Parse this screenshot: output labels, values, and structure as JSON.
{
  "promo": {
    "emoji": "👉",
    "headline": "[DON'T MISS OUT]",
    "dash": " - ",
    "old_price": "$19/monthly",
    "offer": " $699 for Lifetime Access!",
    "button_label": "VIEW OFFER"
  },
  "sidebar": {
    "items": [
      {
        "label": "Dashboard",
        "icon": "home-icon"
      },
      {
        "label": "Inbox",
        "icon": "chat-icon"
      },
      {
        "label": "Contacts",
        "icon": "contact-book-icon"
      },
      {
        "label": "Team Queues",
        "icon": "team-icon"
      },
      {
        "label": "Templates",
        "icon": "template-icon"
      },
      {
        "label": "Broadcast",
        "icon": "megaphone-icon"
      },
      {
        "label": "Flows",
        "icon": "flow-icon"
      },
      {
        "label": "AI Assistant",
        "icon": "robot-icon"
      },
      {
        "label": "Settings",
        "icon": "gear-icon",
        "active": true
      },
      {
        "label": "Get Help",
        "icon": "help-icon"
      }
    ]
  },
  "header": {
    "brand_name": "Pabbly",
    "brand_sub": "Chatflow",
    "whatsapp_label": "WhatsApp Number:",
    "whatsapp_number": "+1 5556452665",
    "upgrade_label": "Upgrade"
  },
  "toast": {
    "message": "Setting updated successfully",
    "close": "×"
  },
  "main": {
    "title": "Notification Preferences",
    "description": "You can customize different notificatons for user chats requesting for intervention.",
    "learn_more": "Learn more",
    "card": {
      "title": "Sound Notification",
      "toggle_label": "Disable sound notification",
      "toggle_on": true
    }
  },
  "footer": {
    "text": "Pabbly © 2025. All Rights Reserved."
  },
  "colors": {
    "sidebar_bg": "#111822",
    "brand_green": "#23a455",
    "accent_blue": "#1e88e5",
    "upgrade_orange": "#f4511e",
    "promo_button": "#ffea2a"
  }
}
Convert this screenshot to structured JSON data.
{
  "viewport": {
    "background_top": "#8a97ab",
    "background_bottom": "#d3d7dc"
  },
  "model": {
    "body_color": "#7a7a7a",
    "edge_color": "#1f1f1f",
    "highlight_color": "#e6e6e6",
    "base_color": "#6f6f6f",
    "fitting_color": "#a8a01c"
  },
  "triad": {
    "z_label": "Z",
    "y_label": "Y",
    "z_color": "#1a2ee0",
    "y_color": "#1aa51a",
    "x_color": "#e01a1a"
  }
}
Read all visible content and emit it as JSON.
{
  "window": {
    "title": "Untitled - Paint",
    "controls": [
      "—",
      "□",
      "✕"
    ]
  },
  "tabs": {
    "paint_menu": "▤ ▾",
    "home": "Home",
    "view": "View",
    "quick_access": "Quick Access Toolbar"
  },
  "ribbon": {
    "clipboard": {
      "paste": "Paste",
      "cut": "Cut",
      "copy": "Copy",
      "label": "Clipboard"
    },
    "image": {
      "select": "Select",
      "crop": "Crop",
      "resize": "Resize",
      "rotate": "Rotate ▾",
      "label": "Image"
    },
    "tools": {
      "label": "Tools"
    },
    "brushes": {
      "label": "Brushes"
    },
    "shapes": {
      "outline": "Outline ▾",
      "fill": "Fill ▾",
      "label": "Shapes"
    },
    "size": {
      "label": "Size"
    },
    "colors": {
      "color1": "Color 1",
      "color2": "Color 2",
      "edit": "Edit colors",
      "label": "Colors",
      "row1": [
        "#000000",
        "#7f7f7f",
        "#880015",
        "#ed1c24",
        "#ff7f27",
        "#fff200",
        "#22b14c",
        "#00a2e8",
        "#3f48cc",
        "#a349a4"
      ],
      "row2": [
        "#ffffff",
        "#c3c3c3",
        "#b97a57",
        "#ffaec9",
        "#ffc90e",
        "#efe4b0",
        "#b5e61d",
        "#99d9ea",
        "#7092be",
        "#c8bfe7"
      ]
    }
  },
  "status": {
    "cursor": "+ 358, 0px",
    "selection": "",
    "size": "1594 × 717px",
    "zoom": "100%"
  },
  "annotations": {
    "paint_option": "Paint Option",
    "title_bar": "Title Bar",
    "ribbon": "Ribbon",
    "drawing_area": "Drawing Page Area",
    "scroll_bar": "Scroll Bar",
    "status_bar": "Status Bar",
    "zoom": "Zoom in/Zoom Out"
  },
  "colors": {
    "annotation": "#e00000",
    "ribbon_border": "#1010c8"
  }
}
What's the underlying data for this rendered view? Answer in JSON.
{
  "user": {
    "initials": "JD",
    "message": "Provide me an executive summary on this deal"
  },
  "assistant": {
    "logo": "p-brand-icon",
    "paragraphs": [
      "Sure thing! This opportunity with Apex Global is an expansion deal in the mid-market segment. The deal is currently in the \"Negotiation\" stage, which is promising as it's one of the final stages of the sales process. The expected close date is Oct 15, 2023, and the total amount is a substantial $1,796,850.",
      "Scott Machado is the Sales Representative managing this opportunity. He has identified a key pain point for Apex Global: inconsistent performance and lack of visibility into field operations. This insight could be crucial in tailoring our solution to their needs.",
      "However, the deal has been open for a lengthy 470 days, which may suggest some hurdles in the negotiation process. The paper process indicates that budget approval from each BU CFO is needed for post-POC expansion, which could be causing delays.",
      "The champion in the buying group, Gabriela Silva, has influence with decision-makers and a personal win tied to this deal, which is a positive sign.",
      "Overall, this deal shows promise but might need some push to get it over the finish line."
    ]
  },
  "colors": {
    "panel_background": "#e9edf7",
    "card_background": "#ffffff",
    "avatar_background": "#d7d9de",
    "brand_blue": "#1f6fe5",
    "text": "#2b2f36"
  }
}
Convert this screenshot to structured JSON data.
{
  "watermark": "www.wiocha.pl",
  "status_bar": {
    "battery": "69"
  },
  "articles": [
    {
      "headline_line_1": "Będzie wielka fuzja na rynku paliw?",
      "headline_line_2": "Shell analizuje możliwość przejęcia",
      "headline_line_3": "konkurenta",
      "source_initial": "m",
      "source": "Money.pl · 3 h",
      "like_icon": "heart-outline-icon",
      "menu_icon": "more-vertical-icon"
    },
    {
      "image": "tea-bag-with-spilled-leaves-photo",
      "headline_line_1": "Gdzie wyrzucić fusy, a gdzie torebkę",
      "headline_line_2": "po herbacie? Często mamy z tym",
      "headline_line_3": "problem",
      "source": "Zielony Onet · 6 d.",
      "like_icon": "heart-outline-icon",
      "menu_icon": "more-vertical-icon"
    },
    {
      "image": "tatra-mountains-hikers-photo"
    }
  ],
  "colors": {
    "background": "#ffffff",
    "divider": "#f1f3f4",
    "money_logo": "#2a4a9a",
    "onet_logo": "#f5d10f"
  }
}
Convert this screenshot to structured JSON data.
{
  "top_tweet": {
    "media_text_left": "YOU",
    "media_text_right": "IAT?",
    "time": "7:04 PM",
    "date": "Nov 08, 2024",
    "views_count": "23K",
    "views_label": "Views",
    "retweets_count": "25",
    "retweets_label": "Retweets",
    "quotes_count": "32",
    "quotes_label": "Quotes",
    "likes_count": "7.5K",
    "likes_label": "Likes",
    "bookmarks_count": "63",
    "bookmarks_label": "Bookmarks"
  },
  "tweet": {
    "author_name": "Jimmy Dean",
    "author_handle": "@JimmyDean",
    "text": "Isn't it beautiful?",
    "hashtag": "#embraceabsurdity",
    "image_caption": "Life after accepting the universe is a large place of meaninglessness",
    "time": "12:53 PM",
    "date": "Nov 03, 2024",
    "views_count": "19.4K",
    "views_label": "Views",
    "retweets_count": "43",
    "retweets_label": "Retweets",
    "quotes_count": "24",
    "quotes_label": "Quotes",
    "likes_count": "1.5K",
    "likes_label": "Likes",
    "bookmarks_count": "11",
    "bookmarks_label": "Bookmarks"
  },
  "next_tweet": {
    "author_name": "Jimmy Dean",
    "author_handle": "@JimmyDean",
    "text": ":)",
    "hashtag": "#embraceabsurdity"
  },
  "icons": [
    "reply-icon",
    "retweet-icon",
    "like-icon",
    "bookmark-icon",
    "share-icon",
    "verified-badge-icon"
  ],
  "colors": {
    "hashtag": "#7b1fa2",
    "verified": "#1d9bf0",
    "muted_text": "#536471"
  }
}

**Goal of the exercise**
Looking at the records above, work out how many lines include the word "ffffff", then give that number by itself.

**Result for this exercise**
3